### TASK GOAL
Work out how many lines in the data hold the word "time", and reply with that number only.

§

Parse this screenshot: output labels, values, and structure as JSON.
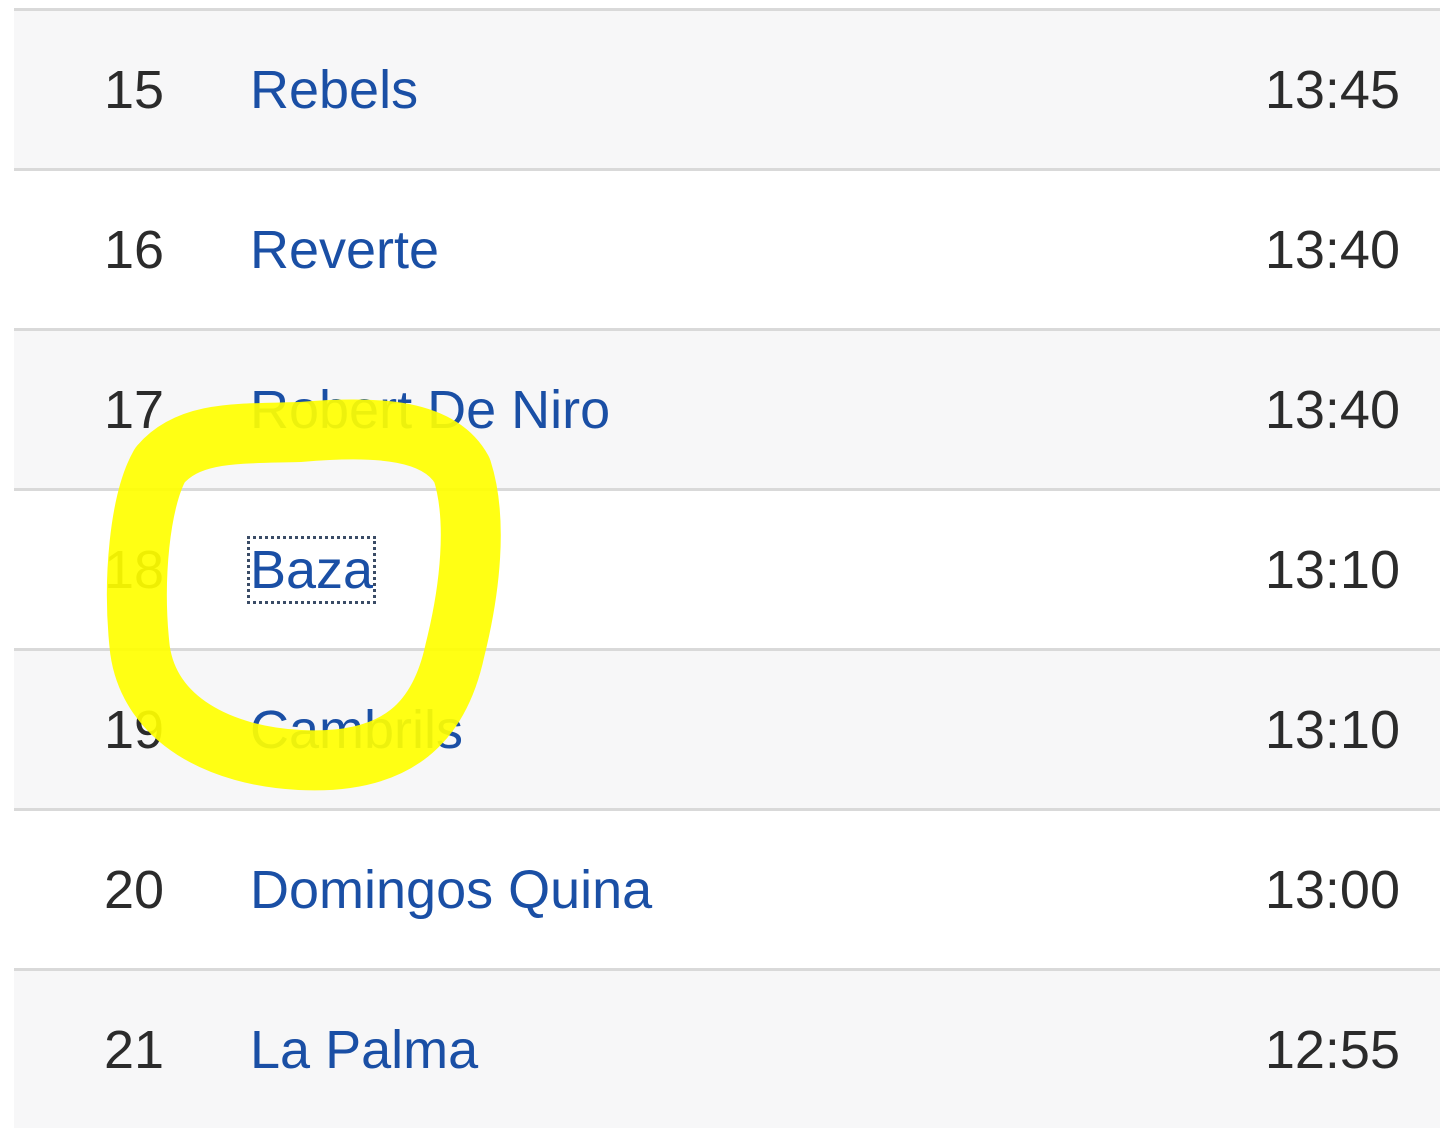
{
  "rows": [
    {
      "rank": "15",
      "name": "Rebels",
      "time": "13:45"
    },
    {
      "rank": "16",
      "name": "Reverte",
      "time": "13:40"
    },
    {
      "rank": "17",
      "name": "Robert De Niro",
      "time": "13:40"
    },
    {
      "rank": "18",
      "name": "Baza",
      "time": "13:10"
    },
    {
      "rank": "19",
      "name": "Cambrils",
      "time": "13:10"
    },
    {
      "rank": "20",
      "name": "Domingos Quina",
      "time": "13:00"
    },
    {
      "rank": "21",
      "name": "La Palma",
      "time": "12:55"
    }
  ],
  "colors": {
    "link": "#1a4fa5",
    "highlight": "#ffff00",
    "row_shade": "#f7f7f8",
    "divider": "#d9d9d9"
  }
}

§

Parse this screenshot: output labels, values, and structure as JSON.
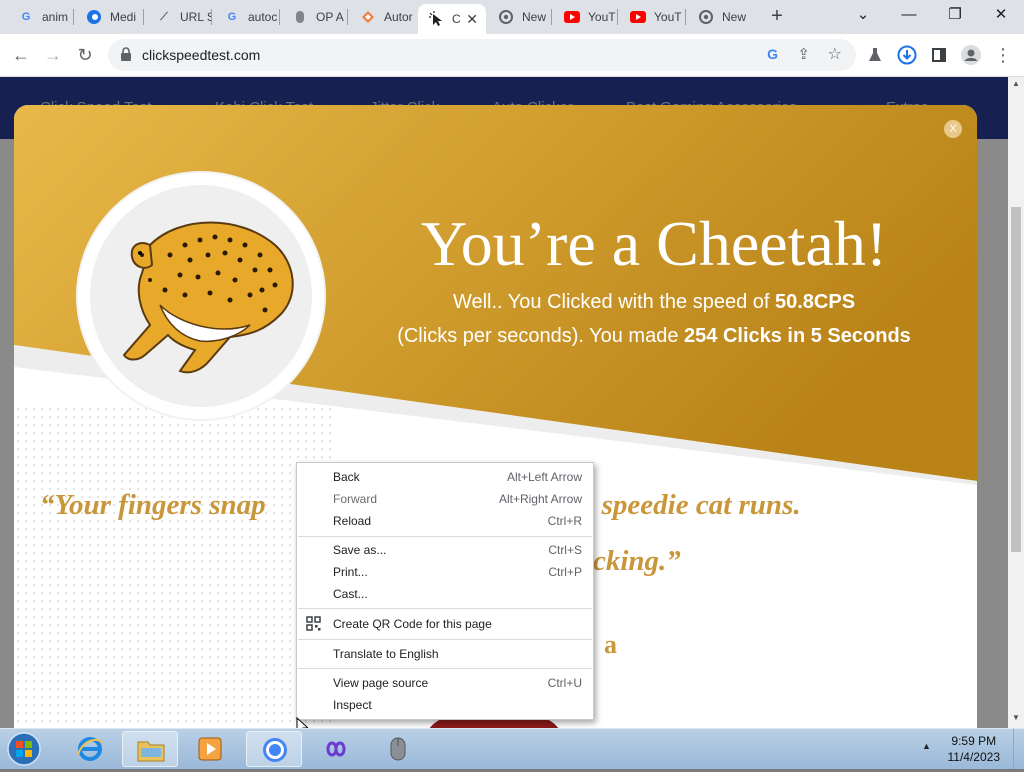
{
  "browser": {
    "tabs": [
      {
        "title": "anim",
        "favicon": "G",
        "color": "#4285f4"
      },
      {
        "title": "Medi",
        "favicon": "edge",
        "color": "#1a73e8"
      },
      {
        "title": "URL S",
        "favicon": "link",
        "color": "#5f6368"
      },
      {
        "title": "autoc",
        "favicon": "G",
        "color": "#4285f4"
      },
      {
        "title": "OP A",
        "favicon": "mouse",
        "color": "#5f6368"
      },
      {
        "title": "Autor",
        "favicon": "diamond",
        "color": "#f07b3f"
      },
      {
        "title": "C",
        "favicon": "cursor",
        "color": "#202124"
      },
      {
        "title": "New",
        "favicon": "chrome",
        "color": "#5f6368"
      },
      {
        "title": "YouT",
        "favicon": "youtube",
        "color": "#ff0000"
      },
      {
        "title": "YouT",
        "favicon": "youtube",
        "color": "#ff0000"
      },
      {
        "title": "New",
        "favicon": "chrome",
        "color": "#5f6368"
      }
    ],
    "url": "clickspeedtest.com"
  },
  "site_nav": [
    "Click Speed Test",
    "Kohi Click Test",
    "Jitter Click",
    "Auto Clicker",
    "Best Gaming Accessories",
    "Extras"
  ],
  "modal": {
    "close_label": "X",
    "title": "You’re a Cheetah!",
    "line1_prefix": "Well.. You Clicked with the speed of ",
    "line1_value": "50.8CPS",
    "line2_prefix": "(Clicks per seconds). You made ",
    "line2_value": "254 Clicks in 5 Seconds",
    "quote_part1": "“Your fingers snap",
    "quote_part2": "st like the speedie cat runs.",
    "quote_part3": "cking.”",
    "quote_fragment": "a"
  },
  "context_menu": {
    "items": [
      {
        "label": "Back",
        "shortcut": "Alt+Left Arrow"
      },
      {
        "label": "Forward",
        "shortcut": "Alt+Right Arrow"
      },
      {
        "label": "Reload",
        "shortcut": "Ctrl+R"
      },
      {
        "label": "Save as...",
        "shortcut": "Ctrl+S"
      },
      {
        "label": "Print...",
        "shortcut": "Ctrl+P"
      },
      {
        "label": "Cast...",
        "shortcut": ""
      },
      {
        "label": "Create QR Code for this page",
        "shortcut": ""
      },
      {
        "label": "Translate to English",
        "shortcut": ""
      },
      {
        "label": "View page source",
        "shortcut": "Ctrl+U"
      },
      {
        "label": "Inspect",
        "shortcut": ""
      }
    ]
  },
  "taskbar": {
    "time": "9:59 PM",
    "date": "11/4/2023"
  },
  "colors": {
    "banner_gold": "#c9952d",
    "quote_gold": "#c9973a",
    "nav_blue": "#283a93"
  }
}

§

### CORRECT RESPONSE
8